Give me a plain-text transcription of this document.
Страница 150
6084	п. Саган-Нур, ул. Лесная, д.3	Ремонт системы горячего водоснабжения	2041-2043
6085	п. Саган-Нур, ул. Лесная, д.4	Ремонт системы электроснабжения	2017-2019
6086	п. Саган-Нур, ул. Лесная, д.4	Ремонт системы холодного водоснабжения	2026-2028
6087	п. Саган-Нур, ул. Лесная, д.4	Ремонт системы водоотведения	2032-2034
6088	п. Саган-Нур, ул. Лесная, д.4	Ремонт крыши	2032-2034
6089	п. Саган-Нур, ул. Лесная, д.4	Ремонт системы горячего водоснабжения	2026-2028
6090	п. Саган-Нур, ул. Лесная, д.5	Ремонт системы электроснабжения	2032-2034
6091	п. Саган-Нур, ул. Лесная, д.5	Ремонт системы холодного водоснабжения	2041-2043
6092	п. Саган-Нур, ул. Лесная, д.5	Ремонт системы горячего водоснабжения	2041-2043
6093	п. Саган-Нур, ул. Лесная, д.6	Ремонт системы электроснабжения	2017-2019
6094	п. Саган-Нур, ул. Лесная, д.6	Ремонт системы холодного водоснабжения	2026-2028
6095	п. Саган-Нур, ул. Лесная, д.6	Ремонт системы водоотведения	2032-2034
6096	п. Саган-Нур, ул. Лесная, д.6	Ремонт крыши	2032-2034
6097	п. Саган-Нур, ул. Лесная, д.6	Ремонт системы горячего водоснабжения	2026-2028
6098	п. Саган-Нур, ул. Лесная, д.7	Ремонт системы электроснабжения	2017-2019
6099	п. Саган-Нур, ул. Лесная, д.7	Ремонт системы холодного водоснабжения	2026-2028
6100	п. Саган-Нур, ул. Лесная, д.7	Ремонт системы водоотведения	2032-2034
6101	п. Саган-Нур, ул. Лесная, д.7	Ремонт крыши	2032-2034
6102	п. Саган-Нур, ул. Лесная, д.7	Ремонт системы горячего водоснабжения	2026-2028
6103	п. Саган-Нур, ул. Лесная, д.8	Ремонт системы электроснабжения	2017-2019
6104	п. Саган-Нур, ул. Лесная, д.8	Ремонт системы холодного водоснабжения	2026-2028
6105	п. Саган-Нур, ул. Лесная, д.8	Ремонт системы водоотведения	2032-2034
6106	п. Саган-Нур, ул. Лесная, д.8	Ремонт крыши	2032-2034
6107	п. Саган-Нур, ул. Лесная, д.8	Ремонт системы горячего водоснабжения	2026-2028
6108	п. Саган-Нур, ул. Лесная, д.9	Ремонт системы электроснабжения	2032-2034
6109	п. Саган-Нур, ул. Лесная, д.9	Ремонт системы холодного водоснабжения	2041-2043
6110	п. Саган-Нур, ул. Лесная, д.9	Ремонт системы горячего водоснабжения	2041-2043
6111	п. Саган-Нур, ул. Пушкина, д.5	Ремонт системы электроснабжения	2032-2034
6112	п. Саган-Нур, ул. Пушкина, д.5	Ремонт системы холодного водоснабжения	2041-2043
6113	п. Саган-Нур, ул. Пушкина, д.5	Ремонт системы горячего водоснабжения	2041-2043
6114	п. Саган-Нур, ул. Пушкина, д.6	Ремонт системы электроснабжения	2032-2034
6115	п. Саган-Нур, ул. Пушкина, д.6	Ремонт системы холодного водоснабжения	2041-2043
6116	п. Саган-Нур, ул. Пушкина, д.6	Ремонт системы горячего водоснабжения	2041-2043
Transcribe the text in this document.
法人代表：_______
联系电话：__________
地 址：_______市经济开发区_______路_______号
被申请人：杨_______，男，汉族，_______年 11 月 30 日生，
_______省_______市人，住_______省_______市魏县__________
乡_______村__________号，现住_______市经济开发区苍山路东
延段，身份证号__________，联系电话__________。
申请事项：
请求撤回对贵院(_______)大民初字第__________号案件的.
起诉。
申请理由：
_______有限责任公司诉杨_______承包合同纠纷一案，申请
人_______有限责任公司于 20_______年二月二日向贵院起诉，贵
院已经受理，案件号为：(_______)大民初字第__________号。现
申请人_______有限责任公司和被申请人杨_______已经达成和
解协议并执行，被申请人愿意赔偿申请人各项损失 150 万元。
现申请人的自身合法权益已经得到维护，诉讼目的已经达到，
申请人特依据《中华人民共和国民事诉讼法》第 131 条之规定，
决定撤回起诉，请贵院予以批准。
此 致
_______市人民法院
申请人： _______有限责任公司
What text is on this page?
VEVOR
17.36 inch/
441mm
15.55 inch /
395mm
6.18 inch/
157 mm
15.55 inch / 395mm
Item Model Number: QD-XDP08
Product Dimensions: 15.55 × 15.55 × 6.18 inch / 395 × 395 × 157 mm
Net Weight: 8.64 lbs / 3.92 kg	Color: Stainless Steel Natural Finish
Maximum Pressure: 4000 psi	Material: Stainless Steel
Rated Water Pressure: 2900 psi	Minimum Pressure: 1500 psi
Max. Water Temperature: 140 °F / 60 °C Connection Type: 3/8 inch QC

++++++++

**EXERCISE DETAILS:** The answer is a single number: how many lines include the word "text"?

**ANSWER TO THIS EXERCISE:** 3